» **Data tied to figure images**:

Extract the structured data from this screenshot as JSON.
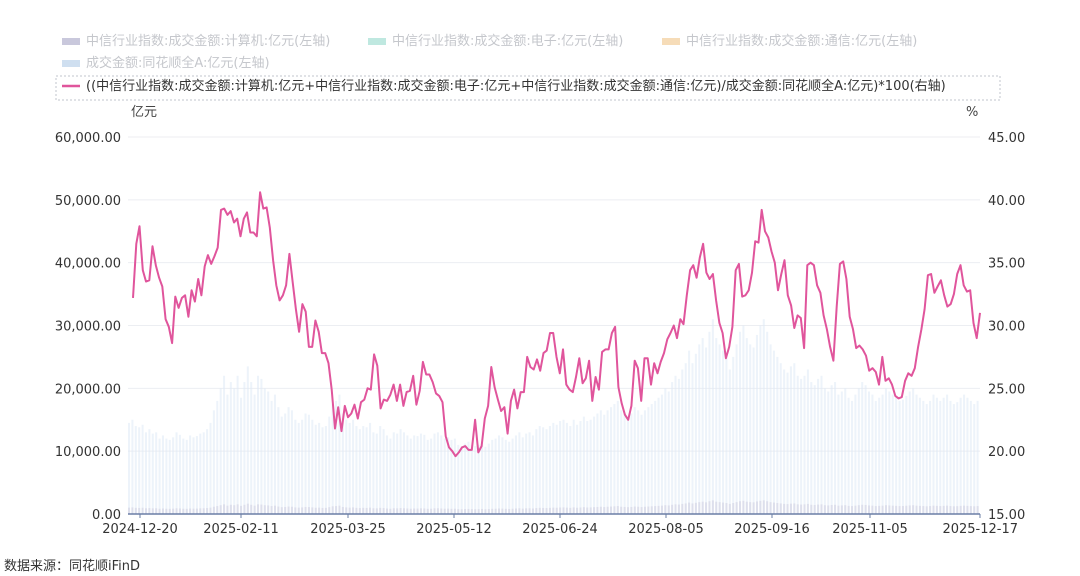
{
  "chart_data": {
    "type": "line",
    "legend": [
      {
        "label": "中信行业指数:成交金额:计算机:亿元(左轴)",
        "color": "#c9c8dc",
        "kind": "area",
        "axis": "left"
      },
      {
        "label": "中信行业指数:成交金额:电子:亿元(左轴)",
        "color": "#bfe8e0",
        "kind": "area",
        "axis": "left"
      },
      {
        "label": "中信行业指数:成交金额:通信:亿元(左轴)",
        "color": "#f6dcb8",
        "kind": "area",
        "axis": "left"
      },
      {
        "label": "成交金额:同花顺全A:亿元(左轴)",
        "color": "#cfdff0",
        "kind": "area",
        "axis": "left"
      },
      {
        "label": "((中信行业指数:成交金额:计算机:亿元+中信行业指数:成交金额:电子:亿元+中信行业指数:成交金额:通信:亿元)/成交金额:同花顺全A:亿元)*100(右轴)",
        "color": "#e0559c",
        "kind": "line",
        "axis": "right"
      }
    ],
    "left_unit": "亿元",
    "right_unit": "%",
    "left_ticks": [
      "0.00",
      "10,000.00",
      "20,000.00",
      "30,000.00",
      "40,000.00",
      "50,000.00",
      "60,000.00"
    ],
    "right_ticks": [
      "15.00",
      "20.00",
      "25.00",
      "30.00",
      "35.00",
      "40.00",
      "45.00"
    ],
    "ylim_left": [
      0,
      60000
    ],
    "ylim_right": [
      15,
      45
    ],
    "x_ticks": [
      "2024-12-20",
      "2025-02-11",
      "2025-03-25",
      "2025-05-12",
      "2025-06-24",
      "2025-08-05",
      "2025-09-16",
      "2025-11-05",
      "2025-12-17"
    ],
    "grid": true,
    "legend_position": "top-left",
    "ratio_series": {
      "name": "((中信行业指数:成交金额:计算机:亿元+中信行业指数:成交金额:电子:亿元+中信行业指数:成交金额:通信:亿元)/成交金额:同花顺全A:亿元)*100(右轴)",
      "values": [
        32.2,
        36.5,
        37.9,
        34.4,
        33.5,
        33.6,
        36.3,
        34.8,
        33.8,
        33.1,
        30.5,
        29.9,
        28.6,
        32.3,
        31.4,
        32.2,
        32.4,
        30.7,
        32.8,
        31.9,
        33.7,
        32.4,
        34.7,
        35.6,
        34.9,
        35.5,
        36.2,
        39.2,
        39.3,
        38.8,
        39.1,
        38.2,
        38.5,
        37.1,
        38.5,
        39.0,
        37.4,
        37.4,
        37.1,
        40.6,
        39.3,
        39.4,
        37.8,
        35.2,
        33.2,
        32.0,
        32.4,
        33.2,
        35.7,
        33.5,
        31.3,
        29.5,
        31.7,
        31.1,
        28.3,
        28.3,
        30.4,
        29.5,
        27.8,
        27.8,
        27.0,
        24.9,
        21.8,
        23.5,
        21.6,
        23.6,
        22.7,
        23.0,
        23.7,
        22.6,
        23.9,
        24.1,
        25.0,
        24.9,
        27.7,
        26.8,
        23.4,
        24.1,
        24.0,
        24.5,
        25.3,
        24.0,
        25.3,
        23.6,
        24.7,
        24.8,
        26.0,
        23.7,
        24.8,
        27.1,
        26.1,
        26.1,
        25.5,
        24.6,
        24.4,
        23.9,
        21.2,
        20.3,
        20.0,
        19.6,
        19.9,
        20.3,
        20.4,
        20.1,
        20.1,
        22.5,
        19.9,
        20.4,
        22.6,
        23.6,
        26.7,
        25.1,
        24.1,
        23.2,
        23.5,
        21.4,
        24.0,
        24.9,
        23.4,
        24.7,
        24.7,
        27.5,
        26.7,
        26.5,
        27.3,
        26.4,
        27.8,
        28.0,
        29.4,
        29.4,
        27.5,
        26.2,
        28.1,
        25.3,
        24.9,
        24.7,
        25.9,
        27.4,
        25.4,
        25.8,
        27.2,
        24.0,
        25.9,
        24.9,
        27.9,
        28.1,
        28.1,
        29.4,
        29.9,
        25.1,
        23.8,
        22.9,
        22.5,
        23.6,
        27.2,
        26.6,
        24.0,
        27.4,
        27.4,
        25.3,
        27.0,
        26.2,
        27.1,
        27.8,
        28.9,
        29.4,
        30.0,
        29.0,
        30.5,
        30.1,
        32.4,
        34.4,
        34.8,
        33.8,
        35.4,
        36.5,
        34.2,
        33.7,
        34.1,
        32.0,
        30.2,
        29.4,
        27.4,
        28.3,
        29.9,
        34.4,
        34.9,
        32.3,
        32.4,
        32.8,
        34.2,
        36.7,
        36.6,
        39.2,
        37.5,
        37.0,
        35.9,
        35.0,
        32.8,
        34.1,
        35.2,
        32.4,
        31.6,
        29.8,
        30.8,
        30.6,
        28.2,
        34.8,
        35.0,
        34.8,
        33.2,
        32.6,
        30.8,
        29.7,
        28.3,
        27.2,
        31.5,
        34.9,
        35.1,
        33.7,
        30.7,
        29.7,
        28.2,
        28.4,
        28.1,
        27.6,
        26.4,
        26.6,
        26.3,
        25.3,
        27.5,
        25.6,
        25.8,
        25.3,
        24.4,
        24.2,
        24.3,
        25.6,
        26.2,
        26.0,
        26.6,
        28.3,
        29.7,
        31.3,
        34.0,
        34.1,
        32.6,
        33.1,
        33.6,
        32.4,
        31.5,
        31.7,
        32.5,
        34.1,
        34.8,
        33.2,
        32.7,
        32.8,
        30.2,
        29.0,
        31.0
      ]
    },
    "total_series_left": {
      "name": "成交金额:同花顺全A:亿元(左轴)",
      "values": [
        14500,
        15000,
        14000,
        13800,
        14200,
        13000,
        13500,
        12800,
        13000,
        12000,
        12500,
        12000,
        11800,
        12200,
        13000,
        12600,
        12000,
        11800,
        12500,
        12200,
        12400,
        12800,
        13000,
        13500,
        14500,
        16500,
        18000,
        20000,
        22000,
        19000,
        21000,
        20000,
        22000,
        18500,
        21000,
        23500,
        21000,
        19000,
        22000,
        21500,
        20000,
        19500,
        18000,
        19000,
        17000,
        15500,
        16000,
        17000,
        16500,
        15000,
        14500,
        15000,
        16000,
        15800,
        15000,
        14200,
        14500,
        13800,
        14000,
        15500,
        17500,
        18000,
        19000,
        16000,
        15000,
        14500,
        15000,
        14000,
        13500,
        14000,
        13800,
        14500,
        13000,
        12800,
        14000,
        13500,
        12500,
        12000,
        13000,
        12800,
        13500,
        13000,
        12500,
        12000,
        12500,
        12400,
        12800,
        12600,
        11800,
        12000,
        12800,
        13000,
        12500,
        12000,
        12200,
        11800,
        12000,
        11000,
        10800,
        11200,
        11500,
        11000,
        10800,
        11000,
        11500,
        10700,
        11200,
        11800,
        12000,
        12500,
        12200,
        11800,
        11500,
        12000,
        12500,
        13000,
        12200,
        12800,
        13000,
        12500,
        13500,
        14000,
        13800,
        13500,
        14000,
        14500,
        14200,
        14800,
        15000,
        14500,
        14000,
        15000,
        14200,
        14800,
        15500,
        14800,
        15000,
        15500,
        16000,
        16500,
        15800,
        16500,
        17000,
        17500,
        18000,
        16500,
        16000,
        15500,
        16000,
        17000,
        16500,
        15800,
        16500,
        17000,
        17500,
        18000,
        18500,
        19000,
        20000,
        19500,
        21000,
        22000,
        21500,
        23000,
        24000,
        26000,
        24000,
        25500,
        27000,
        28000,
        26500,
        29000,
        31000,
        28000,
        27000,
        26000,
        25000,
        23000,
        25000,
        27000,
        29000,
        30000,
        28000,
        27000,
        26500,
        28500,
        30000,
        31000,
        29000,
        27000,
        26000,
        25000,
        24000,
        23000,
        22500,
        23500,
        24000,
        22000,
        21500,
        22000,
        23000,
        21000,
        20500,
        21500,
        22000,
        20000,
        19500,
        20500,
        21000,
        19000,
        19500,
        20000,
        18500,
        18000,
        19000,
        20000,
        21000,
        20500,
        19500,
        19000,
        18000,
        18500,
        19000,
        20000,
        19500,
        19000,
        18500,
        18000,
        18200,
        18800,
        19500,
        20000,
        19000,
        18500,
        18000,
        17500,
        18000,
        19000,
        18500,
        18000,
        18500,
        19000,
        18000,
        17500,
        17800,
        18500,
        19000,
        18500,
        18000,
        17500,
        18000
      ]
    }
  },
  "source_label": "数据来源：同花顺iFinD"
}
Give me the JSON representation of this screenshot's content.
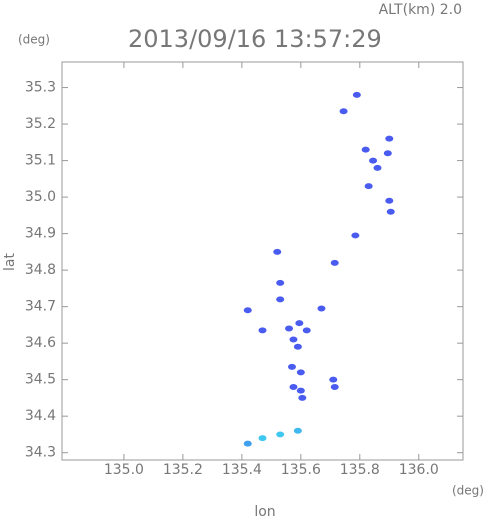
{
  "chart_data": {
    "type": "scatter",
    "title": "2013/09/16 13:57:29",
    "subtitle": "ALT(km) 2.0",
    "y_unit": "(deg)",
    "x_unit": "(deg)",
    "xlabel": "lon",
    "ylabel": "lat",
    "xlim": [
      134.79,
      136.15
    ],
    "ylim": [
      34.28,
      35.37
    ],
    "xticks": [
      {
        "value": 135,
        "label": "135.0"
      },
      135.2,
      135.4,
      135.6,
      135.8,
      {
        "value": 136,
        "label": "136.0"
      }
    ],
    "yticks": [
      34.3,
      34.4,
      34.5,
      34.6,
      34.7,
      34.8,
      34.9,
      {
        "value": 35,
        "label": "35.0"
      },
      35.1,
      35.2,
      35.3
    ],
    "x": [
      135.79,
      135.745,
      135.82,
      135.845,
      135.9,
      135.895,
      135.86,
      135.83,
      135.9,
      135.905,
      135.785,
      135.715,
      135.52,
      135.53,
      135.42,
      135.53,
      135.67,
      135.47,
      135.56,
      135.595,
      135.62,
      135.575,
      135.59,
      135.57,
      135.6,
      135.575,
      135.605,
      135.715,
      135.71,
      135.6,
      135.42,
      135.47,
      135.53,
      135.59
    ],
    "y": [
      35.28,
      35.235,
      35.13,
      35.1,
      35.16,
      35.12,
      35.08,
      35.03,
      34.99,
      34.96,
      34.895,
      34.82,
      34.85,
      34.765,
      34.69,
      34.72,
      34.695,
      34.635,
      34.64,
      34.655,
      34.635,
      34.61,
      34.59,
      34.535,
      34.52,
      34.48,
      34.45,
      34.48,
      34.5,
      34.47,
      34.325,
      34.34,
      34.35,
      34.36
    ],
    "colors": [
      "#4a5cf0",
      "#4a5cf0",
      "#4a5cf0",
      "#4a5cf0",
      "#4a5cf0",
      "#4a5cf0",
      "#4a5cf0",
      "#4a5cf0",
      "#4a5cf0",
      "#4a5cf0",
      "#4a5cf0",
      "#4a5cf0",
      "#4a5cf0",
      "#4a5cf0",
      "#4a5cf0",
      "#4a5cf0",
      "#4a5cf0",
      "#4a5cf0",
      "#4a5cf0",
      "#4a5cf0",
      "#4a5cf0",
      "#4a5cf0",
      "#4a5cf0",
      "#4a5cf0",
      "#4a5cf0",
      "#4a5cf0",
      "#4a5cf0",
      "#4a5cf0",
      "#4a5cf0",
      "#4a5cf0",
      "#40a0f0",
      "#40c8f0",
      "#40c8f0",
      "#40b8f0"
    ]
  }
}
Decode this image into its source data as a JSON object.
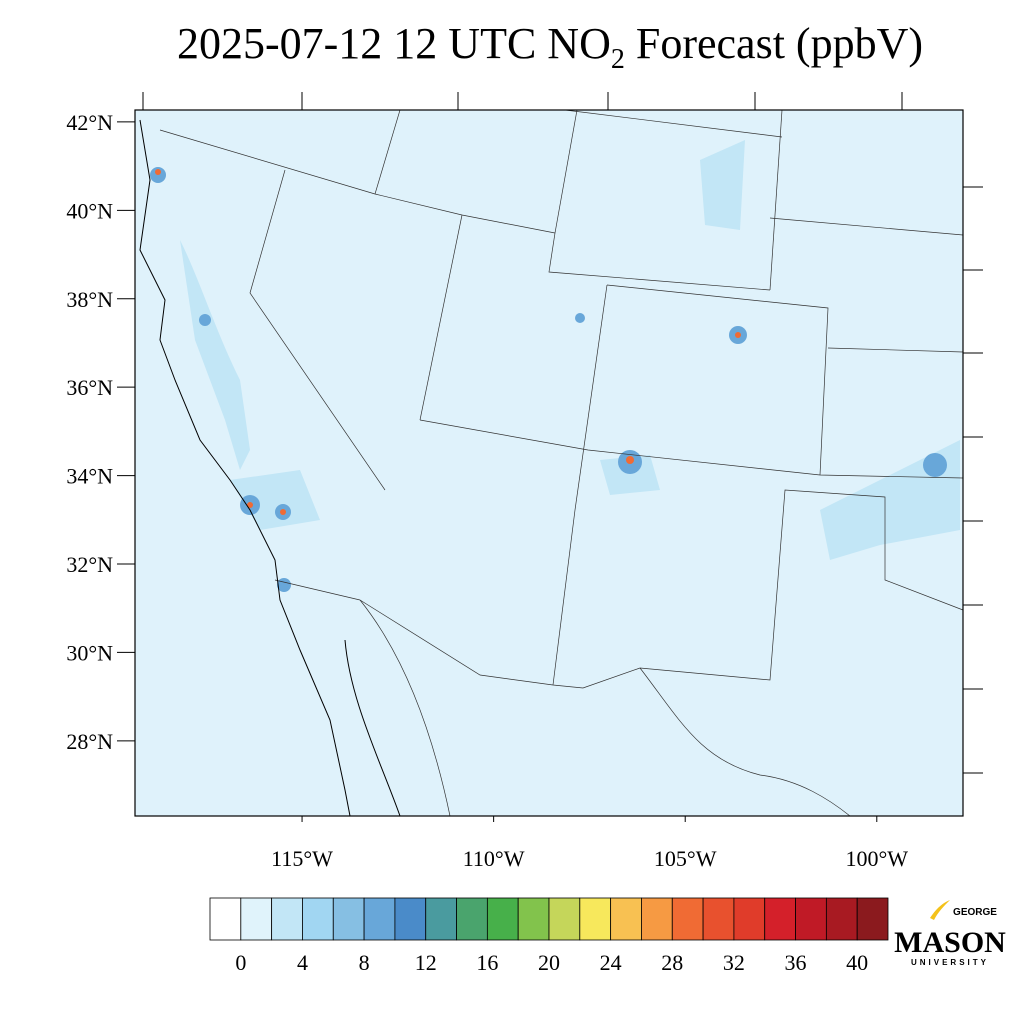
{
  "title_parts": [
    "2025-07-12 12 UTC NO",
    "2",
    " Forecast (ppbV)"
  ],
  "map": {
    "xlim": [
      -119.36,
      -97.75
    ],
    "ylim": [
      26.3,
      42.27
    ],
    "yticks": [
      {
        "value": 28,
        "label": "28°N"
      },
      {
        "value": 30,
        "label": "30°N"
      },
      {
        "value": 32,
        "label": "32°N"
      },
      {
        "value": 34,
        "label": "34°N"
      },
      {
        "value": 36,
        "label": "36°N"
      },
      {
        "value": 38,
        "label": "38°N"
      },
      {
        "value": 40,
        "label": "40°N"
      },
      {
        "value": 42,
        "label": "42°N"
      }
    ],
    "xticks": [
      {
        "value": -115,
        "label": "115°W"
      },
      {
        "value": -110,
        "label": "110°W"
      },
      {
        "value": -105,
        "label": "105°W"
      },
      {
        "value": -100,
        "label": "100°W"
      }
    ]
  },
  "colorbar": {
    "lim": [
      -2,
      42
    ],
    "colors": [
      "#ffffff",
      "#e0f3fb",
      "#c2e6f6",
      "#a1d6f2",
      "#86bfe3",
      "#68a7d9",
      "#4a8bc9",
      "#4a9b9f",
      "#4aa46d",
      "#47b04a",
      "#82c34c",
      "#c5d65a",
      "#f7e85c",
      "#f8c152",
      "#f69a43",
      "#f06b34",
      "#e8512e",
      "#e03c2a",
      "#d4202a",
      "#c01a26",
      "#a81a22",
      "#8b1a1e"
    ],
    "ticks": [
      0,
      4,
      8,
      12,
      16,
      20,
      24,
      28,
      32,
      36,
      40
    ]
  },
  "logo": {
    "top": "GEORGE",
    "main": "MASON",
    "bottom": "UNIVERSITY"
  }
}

» **TASK TO COMPLETE**: Tally the lines in this data that hold the word "name" and state only the count.

» **RESULT FOR THIS EXERCISE**: 2